## STATED PROBLEM
Print the entries in full, word for word, but not the pictures.

## SOURCE RECORDS
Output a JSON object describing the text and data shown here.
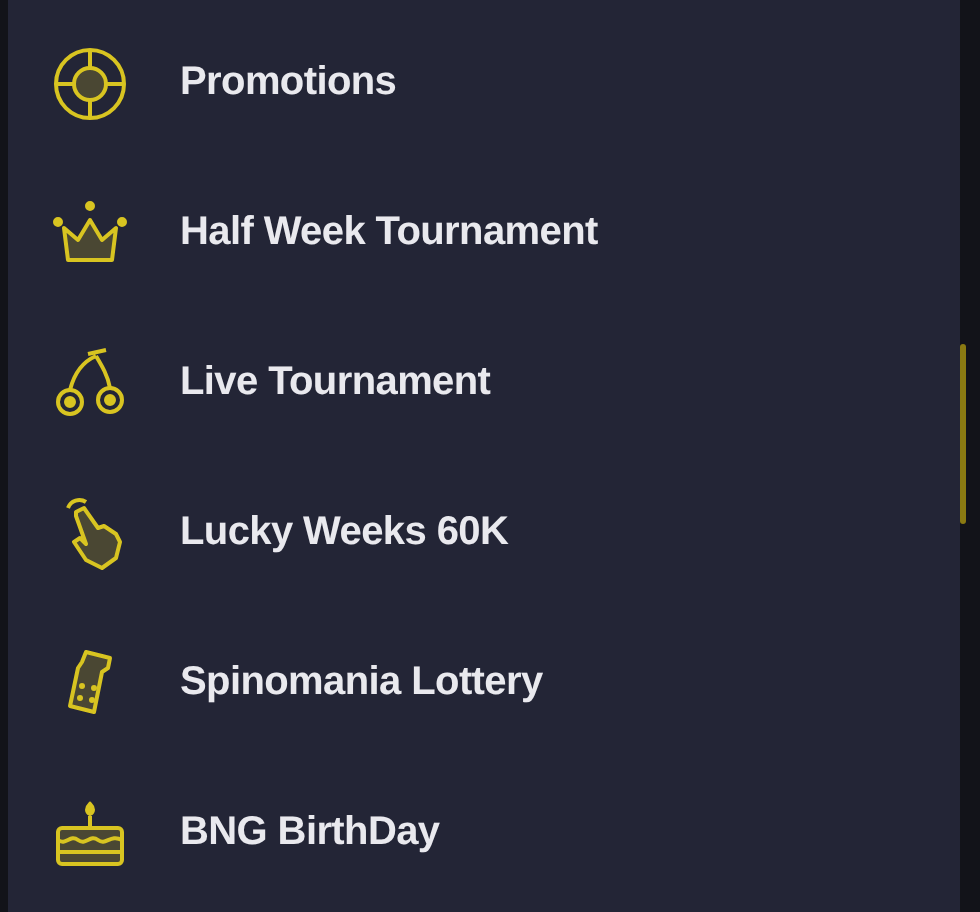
{
  "menu": {
    "items": [
      {
        "label": "Promotions"
      },
      {
        "label": "Half Week Tournament"
      },
      {
        "label": "Live Tournament"
      },
      {
        "label": "Lucky Weeks 60K"
      },
      {
        "label": "Spinomania Lottery"
      },
      {
        "label": "BNG BirthDay"
      }
    ]
  }
}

## CORRECT RESPONSE
Output a JSON object describing the text and data shown here.
{
  "menu": {
    "items": [
      {
        "label": "Promotions"
      },
      {
        "label": "Half Week Tournament"
      },
      {
        "label": "Live Tournament"
      },
      {
        "label": "Lucky Weeks 60K"
      },
      {
        "label": "Spinomania Lottery"
      },
      {
        "label": "BNG BirthDay"
      }
    ]
  }
}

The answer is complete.